Tally the lines that hold the string "линзу", and reply with the count alone.

Dataset extract:
[start]
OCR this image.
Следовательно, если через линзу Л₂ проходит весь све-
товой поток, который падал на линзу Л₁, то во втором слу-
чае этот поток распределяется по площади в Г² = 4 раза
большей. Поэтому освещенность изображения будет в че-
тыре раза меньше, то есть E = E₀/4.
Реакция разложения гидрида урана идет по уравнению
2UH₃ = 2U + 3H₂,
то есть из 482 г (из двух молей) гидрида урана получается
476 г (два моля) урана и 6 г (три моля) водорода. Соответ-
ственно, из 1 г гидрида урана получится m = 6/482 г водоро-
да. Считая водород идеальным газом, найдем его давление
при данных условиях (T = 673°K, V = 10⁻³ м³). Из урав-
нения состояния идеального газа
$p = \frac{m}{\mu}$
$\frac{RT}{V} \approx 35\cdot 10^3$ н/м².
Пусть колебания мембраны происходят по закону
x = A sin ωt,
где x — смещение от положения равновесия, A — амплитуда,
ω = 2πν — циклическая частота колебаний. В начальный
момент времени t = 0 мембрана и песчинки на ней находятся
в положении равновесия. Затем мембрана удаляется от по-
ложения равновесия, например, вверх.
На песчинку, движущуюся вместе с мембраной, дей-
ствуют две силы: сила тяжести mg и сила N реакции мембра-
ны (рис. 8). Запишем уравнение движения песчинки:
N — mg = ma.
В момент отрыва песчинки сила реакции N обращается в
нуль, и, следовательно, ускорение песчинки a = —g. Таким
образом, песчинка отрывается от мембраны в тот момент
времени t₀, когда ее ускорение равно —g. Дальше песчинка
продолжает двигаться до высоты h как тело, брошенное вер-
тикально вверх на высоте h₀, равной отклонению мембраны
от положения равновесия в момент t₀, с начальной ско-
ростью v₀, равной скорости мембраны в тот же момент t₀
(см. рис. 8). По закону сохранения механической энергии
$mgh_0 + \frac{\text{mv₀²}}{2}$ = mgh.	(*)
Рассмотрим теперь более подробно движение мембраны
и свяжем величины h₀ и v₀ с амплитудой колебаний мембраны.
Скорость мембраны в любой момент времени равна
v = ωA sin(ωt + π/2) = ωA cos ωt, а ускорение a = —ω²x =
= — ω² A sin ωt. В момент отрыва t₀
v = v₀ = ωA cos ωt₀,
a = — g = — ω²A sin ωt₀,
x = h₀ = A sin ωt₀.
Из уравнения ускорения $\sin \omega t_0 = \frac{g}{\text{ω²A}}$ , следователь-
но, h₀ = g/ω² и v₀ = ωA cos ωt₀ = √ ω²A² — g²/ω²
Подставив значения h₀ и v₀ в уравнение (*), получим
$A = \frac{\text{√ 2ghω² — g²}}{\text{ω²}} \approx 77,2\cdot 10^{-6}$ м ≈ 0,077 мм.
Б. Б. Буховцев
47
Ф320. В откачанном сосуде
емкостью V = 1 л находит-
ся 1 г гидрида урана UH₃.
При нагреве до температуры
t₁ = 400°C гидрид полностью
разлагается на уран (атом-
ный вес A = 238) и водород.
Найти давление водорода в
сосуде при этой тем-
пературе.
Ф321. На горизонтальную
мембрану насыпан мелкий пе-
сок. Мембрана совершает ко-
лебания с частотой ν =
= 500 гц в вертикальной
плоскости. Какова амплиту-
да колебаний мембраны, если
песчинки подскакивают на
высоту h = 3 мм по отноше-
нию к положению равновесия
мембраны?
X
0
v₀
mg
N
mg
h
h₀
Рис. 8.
[end]
The answer: 2